## Begin SUPPLIED MATERIAL

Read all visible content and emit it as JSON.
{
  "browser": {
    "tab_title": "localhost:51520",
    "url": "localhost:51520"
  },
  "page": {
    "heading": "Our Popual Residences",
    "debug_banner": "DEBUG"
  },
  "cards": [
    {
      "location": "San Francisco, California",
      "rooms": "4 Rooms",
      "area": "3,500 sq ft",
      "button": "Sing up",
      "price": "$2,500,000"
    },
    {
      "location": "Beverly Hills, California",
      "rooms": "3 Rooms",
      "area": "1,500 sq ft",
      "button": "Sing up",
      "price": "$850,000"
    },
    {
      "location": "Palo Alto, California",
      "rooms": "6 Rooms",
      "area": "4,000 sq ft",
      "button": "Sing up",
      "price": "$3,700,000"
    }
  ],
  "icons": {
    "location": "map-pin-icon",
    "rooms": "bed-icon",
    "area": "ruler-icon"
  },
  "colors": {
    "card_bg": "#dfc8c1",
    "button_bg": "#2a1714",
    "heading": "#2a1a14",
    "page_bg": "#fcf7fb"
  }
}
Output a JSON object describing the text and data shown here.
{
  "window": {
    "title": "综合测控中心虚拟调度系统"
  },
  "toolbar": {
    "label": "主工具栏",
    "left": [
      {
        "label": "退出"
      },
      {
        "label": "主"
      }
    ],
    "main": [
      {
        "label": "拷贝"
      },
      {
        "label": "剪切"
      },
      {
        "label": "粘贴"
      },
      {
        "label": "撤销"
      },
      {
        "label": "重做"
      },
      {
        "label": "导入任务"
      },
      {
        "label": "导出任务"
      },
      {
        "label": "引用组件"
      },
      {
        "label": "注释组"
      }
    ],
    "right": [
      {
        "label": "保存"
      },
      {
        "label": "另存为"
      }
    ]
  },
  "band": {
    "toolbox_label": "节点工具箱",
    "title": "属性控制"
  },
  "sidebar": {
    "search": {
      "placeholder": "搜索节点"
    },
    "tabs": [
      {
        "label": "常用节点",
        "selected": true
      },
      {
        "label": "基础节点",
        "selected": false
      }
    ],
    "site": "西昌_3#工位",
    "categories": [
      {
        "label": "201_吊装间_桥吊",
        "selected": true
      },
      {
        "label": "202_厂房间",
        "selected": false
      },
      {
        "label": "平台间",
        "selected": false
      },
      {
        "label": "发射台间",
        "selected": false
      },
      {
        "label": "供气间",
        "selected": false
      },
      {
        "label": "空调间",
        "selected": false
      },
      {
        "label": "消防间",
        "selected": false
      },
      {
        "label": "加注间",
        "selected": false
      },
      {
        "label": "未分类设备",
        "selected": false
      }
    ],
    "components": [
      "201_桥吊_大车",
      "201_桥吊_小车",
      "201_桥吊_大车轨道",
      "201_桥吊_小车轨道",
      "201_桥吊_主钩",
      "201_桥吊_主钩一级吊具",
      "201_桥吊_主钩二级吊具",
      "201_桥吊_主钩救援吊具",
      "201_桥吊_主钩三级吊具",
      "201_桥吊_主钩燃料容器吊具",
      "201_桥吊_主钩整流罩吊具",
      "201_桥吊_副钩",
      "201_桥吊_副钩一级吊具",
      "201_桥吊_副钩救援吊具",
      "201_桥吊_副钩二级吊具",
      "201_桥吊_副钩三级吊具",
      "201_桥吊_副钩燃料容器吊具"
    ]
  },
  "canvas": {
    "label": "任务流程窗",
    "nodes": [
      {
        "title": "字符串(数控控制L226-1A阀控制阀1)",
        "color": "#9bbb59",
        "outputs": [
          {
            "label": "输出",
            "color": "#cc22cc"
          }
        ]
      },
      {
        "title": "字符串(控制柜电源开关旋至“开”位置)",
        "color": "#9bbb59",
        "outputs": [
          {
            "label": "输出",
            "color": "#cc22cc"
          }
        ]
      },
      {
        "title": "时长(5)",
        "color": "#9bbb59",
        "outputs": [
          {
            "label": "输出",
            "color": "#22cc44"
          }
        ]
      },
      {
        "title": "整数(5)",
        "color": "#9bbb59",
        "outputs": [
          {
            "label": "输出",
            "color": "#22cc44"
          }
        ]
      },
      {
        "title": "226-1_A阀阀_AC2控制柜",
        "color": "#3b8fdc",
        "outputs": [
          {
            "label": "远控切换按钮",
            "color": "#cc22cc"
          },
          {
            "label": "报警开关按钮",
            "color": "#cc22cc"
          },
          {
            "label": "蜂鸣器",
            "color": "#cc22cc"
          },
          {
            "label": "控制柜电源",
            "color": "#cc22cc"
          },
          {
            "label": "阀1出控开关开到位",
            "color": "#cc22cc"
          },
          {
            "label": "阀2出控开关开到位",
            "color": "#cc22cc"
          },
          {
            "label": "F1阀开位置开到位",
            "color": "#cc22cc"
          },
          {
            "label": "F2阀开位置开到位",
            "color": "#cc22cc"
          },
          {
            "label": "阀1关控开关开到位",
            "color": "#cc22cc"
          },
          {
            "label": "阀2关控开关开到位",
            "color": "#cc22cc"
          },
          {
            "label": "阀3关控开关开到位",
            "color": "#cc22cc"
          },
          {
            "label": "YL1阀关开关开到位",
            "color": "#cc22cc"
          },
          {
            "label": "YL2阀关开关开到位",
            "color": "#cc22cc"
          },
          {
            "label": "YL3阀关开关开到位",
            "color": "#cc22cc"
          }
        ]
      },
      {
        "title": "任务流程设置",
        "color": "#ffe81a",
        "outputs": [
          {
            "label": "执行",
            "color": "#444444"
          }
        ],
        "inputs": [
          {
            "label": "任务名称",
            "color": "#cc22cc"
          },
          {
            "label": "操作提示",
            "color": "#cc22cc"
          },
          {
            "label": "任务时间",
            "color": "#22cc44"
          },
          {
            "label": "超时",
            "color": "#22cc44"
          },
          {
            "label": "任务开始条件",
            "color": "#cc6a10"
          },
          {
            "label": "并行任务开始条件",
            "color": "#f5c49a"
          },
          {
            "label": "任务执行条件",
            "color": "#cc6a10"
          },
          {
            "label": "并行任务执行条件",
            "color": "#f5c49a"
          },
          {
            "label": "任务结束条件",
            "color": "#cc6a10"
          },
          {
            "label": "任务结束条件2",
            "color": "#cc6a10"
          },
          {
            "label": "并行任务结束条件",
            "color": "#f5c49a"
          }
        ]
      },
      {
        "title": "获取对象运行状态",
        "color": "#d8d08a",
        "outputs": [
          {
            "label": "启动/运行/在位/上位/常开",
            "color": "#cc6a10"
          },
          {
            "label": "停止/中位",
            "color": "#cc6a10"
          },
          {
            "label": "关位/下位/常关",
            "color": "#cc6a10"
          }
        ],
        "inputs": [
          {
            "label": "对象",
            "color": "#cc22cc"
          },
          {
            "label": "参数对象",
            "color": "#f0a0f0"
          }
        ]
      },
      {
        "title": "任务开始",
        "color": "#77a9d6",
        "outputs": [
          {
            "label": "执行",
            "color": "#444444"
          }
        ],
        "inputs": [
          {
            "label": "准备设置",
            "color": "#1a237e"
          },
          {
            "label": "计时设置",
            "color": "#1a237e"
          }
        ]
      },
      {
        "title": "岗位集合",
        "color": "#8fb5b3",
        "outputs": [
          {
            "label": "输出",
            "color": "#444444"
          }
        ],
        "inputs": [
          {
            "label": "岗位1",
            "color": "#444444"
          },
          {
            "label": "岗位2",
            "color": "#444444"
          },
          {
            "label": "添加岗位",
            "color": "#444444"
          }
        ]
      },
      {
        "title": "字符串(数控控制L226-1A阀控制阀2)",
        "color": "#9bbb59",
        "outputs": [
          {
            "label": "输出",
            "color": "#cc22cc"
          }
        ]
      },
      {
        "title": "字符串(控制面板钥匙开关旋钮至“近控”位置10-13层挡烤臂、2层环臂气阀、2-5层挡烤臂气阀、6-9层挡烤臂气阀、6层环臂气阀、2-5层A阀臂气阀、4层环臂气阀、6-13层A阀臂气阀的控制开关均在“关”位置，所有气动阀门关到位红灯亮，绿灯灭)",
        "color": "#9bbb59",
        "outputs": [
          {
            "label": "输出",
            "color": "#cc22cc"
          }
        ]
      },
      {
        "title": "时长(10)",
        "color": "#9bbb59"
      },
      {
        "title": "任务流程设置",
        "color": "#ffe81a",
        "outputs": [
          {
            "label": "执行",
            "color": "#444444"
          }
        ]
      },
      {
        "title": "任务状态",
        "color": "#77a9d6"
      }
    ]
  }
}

## End SUPPLIED MATERIAL

▶ **SHORT EXERCISE**
Return only the number of lines in the preceding records that contain the string "area".

▶ **FULL ANSWER**
4